Do this:
Read the records below and copy each line that contains "accent".

◇ ◇ ◇

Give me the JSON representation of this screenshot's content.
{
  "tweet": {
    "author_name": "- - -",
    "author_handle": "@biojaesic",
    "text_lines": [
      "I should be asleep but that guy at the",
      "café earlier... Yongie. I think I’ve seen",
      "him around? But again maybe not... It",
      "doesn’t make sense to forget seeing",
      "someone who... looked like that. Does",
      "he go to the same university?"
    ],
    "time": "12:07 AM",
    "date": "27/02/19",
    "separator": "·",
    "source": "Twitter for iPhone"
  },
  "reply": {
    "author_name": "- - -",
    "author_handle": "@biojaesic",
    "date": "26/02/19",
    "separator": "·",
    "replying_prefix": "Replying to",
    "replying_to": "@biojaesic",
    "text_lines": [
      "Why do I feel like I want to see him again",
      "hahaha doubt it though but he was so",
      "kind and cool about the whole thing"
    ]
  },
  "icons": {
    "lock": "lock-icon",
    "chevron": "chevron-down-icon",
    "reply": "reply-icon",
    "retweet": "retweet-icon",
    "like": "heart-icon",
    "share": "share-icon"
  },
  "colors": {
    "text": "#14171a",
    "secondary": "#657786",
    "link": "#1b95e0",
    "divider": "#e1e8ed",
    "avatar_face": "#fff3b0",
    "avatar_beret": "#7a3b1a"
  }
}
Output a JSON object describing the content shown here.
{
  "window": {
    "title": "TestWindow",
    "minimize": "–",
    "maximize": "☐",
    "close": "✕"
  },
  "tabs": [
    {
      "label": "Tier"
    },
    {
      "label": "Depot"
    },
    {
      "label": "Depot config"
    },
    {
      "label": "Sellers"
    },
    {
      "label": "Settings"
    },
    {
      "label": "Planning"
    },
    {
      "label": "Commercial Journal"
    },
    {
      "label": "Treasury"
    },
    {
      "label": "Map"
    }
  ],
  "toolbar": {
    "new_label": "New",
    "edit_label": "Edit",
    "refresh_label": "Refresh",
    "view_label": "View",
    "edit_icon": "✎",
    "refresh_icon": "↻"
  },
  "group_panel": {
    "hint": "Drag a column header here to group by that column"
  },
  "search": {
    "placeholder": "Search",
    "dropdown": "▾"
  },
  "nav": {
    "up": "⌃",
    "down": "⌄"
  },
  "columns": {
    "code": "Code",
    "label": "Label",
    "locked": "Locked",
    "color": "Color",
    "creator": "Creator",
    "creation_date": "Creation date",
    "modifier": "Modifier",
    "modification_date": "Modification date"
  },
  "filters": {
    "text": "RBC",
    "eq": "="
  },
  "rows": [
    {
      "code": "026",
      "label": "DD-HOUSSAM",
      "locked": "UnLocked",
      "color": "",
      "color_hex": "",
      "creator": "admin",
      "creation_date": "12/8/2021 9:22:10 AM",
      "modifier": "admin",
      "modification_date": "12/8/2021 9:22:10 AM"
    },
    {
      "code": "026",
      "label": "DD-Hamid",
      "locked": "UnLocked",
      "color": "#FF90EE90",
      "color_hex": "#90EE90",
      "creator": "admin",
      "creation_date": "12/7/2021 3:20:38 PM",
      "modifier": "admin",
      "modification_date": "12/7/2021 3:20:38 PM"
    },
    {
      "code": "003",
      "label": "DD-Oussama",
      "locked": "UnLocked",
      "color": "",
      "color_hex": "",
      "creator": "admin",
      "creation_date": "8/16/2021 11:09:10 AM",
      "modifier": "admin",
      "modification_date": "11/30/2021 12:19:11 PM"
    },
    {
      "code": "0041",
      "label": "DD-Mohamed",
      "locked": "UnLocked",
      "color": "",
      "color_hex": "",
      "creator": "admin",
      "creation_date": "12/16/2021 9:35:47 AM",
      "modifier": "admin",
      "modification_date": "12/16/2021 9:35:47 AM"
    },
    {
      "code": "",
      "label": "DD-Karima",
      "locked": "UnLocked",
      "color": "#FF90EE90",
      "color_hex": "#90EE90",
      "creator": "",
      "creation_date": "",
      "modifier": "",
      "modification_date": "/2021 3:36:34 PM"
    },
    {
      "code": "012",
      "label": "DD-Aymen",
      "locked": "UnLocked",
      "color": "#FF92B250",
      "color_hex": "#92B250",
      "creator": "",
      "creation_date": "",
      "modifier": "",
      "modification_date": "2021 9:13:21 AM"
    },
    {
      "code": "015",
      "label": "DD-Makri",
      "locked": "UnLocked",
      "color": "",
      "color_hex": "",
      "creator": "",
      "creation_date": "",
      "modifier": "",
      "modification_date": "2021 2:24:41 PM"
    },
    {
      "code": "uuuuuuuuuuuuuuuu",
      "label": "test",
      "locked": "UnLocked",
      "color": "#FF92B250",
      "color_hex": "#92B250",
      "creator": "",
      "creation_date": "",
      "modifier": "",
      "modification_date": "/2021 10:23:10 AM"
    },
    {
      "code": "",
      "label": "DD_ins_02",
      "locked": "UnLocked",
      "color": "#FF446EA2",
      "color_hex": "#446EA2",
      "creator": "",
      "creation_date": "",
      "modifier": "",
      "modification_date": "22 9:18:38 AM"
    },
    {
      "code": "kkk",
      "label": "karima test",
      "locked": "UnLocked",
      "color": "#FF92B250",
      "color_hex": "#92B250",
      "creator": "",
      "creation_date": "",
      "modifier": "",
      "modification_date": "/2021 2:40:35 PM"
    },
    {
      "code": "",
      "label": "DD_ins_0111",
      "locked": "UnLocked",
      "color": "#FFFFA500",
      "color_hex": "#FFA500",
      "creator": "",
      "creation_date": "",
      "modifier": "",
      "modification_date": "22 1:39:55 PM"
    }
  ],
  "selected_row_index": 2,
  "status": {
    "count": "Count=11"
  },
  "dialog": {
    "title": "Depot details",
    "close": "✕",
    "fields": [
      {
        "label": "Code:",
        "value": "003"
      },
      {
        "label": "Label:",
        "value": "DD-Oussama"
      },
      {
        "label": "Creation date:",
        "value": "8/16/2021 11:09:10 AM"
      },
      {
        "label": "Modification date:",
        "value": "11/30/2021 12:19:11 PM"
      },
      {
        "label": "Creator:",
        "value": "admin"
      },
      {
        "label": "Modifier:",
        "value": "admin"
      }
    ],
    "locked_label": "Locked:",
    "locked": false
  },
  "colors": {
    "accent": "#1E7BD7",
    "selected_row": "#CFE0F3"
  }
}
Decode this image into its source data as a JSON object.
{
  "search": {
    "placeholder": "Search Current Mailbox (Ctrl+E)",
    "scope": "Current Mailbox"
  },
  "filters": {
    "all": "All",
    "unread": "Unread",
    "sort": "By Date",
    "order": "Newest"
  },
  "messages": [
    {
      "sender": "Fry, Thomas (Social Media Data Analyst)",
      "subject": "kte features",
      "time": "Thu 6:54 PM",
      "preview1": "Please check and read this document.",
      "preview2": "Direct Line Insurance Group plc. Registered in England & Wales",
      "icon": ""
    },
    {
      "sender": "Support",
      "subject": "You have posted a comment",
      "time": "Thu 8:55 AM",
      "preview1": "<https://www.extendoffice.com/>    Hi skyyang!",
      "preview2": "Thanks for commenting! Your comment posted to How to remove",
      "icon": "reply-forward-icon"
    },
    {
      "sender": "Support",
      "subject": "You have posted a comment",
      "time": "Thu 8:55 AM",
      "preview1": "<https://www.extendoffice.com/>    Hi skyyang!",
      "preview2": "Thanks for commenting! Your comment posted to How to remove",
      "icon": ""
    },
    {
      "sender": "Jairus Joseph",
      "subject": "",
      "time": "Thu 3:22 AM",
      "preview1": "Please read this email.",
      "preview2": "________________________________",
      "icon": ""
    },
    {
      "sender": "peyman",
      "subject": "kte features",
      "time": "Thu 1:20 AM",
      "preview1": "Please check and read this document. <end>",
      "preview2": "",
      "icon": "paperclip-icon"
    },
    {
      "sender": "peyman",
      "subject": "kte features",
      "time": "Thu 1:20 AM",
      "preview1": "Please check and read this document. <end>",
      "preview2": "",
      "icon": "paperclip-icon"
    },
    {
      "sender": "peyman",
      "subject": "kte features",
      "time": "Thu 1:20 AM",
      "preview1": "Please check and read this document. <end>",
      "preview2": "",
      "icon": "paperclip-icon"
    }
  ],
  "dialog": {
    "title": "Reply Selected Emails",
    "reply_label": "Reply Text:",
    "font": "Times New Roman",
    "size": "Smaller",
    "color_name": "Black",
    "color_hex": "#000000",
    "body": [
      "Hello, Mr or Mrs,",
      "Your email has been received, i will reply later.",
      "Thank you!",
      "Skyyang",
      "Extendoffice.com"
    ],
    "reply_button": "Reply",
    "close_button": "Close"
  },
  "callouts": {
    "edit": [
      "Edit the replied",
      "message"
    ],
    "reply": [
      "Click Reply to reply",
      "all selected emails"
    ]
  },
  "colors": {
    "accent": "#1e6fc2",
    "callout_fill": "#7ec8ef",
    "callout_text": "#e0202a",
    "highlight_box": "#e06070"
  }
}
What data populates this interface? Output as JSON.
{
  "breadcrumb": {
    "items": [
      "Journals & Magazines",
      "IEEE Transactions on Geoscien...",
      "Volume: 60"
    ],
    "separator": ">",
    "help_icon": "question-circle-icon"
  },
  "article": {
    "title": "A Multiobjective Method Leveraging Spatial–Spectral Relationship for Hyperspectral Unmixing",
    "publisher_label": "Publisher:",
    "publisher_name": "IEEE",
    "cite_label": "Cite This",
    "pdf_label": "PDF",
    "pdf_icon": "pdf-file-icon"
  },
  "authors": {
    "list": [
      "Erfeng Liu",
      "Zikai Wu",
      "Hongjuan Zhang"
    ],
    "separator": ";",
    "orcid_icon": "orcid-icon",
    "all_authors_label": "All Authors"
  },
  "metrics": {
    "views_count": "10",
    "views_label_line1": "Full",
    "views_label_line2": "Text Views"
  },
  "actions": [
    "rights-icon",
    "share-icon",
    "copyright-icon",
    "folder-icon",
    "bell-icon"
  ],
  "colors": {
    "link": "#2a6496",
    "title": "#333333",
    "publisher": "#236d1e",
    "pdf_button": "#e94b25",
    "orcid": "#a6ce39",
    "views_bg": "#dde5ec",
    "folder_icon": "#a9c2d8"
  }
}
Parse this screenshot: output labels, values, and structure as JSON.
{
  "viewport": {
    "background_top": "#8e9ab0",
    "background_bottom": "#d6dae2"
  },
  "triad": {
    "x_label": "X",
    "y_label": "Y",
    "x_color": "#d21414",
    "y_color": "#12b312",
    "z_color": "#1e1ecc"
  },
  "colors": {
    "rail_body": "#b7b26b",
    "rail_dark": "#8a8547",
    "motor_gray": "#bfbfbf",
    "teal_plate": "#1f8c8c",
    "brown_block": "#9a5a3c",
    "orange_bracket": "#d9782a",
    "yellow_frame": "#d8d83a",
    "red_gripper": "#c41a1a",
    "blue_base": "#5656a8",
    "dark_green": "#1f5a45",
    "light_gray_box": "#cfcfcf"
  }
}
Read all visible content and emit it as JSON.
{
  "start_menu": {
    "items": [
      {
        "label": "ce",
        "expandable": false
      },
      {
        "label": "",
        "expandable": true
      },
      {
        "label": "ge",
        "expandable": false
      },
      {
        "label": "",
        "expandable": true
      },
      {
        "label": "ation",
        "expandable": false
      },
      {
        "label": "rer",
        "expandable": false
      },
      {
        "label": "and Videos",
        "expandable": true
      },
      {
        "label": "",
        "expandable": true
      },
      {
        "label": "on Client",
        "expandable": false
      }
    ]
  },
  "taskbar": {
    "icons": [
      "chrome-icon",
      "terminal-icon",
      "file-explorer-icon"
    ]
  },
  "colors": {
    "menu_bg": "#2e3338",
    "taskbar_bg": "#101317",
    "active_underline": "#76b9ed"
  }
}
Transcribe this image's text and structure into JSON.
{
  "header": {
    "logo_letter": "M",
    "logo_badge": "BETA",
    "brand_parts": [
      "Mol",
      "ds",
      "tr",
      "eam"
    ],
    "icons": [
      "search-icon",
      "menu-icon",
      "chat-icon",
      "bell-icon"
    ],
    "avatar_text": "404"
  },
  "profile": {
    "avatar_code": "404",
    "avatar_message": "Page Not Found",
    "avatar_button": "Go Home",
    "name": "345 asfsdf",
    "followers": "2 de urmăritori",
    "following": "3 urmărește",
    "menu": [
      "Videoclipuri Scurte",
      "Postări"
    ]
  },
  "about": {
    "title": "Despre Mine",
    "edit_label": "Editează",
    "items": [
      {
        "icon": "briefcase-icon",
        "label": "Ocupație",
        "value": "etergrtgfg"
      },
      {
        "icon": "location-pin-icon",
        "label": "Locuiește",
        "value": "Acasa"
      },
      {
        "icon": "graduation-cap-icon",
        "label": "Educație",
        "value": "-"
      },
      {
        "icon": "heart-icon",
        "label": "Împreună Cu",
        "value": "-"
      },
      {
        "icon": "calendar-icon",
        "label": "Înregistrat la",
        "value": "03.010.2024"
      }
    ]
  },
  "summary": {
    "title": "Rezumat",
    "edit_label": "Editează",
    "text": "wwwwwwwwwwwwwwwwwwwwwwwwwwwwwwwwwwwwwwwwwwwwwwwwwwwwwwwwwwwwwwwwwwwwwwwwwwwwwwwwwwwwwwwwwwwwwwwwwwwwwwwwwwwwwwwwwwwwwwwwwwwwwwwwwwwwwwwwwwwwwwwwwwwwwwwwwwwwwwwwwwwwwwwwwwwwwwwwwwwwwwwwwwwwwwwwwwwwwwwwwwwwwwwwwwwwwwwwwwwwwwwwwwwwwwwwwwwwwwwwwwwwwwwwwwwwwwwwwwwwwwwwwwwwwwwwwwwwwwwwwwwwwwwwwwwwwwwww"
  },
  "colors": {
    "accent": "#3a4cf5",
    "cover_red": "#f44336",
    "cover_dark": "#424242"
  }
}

◇ ◇ ◇

Written answer:
    "accent": "#1E7BD7",
    "accent": "#1e6fc2",
    "accent": "#3a4cf5",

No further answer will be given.